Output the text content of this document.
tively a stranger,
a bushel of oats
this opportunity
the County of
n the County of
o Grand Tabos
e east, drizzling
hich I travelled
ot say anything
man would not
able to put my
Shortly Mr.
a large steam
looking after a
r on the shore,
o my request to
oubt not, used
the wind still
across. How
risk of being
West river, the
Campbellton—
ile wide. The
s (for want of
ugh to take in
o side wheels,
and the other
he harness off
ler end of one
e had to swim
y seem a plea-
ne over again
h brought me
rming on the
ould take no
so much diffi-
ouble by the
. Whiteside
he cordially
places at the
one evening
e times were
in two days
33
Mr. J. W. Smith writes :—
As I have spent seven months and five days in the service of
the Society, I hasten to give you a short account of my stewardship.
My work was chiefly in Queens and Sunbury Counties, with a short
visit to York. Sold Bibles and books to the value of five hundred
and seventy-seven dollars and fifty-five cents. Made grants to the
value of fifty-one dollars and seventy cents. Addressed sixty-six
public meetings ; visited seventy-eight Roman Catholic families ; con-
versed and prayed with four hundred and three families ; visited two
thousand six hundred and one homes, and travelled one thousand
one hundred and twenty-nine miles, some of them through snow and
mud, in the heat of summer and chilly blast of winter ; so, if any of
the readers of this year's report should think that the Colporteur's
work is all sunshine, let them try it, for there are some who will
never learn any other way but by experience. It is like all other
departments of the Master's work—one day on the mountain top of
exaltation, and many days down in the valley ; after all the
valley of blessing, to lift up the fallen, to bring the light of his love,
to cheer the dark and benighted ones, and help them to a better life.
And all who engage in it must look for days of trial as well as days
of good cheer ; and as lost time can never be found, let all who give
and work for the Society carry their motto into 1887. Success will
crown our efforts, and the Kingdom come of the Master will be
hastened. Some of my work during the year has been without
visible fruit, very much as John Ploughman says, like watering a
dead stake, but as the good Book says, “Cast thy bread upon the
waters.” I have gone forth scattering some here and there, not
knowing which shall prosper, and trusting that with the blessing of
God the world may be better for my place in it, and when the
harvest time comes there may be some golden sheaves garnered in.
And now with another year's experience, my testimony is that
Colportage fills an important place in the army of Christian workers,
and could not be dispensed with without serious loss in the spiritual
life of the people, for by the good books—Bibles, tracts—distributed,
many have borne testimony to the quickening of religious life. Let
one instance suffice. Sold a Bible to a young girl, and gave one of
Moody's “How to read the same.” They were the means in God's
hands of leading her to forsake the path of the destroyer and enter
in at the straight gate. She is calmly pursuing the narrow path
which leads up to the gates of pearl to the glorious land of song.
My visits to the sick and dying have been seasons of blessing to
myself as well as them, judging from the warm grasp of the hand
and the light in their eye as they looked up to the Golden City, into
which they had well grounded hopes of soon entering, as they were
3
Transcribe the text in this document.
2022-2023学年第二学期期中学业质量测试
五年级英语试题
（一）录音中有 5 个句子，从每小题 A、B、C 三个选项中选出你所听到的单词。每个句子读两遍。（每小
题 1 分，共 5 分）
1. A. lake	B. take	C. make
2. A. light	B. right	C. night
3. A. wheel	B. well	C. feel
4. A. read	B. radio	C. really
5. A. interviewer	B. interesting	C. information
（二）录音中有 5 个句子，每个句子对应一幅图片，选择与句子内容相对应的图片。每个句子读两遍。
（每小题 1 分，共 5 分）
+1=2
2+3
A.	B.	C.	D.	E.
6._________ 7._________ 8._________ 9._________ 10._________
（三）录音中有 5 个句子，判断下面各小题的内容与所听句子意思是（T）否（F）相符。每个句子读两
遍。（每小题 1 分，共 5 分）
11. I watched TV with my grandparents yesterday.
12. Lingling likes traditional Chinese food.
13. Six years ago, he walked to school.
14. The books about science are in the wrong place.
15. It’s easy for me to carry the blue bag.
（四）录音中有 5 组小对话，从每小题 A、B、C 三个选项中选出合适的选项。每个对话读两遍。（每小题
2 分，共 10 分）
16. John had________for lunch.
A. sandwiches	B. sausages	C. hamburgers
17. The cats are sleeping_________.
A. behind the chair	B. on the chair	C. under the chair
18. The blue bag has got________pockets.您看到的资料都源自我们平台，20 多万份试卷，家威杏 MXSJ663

•••

▶ Goal: Return all of the entries exactly as written.

▶ The response:
Output the text content of this document.
tively a stranger,
a bushel of oats
this opportunity
the County of
n the County of
o Grand Tabos
e east, drizzling
hich I travelled
ot say anything
man would not
able to put my
Shortly Mr.
a large steam
looking after a
r on the shore,
o my request to
oubt not, used
the wind still
across. How
risk of being
West river, the
Campbellton—
ile wide. The
s (for want of
ugh to take in
o side wheels,
and the other
he harness off
ler end of one
e had to swim
y seem a plea-
ne over again
h brought me
rming on the
ould take no
so much diffi-
ouble by the
. Whiteside
he cordially
places at the
one evening
e times were
in two days
33
Mr. J. W. Smith writes :—
As I have spent seven months and five days in the service of
the Society, I hasten to give you a short account of my stewardship.
My work was chiefly in Queens and Sunbury Counties, with a short
visit to York. Sold Bibles and books to the value of five hundred
and seventy-seven dollars and fifty-five cents. Made grants to the
value of fifty-one dollars and seventy cents. Addressed sixty-six
public meetings ; visited seventy-eight Roman Catholic families ; con-
versed and prayed with four hundred and three families ; visited two
thousand six hundred and one homes, and travelled one thousand
one hundred and twenty-nine miles, some of them through snow and
mud, in the heat of summer and chilly blast of winter ; so, if any of
the readers of this year's report should think that the Colporteur's
work is all sunshine, let them try it, for there are some who will
never learn any other way but by experience. It is like all other
departments of the Master's work—one day on the mountain top of
exaltation, and many days down in the valley ; after all the
valley of blessing, to lift up the fallen, to bring the light of his love,
to cheer the dark and benighted ones, and help them to a better life.
And all who engage in it must look for days of trial as well as days
of good cheer ; and as lost time can never be found, let all who give
and work for the Society carry their motto into 1887. Success will
crown our efforts, and the Kingdom come of the Master will be
hastened. Some of my work during the year has been without
visible fruit, very much as John Ploughman says, like watering a
dead stake, but as the good Book says, “Cast thy bread upon the
waters.” I have gone forth scattering some here and there, not
knowing which shall prosper, and trusting that with the blessing of
God the world may be better for my place in it, and when the
harvest time comes there may be some golden sheaves garnered in.
And now with another year's experience, my testimony is that
Colportage fills an important place in the army of Christian workers,
and could not be dispensed with without serious loss in the spiritual
life of the people, for by the good books—Bibles, tracts—distributed,
many have borne testimony to the quickening of religious life. Let
one instance suffice. Sold a Bible to a young girl, and gave one of
Moody's “How to read the same.” They were the means in God's
hands of leading her to forsake the path of the destroyer and enter
in at the straight gate. She is calmly pursuing the narrow path
which leads up to the gates of pearl to the glorious land of song.
My visits to the sick and dying have been seasons of blessing to
myself as well as them, judging from the warm grasp of the hand
and the light in their eye as they looked up to the Golden City, into
which they had well grounded hopes of soon entering, as they were
3
Transcribe the text in this document.
2022-2023学年第二学期期中学业质量测试
五年级英语试题
（一）录音中有 5 个句子，从每小题 A、B、C 三个选项中选出你所听到的单词。每个句子读两遍。（每小
题 1 分，共 5 分）
1. A. lake	B. take	C. make
2. A. light	B. right	C. night
3. A. wheel	B. well	C. feel
4. A. read	B. radio	C. really
5. A. interviewer	B. interesting	C. information
（二）录音中有 5 个句子，每个句子对应一幅图片，选择与句子内容相对应的图片。每个句子读两遍。
（每小题 1 分，共 5 分）
+1=2
2+3
A.	B.	C.	D.	E.
6._________ 7._________ 8._________ 9._________ 10._________
（三）录音中有 5 个句子，判断下面各小题的内容与所听句子意思是（T）否（F）相符。每个句子读两
遍。（每小题 1 分，共 5 分）
11. I watched TV with my grandparents yesterday.
12. Lingling likes traditional Chinese food.
13. Six years ago, he walked to school.
14. The books about science are in the wrong place.
15. It’s easy for me to carry the blue bag.
（四）录音中有 5 组小对话，从每小题 A、B、C 三个选项中选出合适的选项。每个对话读两遍。（每小题
2 分，共 10 分）
16. John had________for lunch.
A. sandwiches	B. sausages	C. hamburgers
17. The cats are sleeping_________.
A. behind the chair	B. on the chair	C. under the chair
18. The blue bag has got________pockets.您看到的资料都源自我们平台，20 多万份试卷，家威杏 MXSJ663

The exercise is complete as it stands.